[Records excerpted from a collection]
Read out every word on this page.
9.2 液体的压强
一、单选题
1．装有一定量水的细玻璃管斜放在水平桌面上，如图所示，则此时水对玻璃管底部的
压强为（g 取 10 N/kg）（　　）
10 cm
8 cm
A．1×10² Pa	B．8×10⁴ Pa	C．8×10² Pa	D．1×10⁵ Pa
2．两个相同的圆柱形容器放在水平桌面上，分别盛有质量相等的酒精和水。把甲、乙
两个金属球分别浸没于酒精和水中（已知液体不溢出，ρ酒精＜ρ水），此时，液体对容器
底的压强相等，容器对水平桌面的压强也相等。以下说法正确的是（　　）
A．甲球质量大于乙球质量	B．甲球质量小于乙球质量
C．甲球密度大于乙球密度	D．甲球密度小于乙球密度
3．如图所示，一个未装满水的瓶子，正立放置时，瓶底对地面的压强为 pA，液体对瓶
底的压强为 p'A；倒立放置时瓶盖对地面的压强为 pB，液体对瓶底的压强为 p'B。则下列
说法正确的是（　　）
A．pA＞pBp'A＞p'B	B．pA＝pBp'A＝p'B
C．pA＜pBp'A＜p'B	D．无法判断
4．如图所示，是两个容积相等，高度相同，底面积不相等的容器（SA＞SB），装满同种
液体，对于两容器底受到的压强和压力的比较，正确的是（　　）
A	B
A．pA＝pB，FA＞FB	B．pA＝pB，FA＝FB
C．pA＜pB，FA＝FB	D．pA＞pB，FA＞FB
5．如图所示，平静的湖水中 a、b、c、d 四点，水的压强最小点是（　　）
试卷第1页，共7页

= PROBLEM REQUIREMENTS =
Isolate the lines that hold the word "如图所示" and copy all of them.

= SOLUTION FOR THIS PROBLEM =
1．装有一定量水的细玻璃管斜放在水平桌面上，如图所示，则此时水对玻璃管底部的
3．如图所示，一个未装满水的瓶子，正立放置时，瓶底对地面的压强为 pA，液体对瓶
4．如图所示，是两个容积相等，高度相同，底面积不相等的容器（SA＞SB），装满同种
5．如图所示，平静的湖水中 a、b、c、d 四点，水的压强最小点是（　　）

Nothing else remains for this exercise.